- [WHAT THIS TASK INVOLVES]
Please copy every line of the records below that holds the word "After".

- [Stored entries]

┌────────

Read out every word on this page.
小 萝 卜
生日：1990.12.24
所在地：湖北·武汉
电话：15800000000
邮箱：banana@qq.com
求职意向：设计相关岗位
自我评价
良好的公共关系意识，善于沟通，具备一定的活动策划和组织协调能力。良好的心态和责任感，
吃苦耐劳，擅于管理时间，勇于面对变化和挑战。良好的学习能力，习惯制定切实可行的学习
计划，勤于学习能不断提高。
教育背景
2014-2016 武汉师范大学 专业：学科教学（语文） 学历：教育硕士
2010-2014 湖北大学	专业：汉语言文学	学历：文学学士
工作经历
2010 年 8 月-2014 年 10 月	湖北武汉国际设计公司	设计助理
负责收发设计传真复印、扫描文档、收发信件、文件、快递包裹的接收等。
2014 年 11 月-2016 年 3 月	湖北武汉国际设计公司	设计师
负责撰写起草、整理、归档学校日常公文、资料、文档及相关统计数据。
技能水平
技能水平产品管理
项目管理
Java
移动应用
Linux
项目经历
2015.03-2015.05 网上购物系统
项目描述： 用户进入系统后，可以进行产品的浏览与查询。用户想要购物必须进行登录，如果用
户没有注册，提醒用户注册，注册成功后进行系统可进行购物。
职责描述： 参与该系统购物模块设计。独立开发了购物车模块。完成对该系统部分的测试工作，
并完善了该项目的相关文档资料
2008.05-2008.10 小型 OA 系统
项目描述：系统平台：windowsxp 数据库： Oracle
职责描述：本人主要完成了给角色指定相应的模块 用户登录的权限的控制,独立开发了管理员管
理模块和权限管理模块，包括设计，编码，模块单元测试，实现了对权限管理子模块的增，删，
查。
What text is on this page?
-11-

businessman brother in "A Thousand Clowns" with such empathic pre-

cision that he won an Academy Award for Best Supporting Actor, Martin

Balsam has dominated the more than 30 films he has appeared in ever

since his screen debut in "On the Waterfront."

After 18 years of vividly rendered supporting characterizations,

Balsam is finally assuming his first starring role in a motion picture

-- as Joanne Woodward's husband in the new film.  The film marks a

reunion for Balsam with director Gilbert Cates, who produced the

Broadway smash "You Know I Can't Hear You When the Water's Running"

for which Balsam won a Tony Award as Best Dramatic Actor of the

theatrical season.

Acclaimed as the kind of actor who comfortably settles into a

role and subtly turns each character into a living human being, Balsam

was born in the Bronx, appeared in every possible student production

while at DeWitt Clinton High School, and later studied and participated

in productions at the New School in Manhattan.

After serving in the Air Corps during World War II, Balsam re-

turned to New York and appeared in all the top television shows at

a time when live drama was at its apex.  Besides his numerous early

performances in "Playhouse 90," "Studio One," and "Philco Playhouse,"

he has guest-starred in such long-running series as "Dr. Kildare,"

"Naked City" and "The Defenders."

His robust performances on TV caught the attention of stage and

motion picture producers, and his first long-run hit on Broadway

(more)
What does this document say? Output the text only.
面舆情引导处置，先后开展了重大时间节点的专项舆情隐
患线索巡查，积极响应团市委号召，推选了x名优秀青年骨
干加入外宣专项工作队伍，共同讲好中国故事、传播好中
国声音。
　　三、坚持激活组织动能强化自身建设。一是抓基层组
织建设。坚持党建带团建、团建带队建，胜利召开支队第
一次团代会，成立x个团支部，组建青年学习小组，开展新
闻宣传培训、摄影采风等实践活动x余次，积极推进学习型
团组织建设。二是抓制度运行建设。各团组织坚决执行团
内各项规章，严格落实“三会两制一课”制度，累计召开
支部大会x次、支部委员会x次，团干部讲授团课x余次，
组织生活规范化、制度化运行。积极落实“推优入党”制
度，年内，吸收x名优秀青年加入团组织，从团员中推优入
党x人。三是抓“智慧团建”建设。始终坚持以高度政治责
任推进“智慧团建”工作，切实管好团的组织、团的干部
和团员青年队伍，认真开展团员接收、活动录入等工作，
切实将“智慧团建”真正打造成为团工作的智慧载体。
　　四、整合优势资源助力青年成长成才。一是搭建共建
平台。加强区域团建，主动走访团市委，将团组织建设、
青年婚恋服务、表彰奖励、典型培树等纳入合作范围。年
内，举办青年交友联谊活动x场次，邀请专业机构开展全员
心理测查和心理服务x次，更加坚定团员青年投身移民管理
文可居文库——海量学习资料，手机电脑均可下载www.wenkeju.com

└────────

- [COMPLETED EXERCISE]
After 18 years of vividly rendered supporting characterizations,
After serving in the Air Corps during World War II, Balsam re-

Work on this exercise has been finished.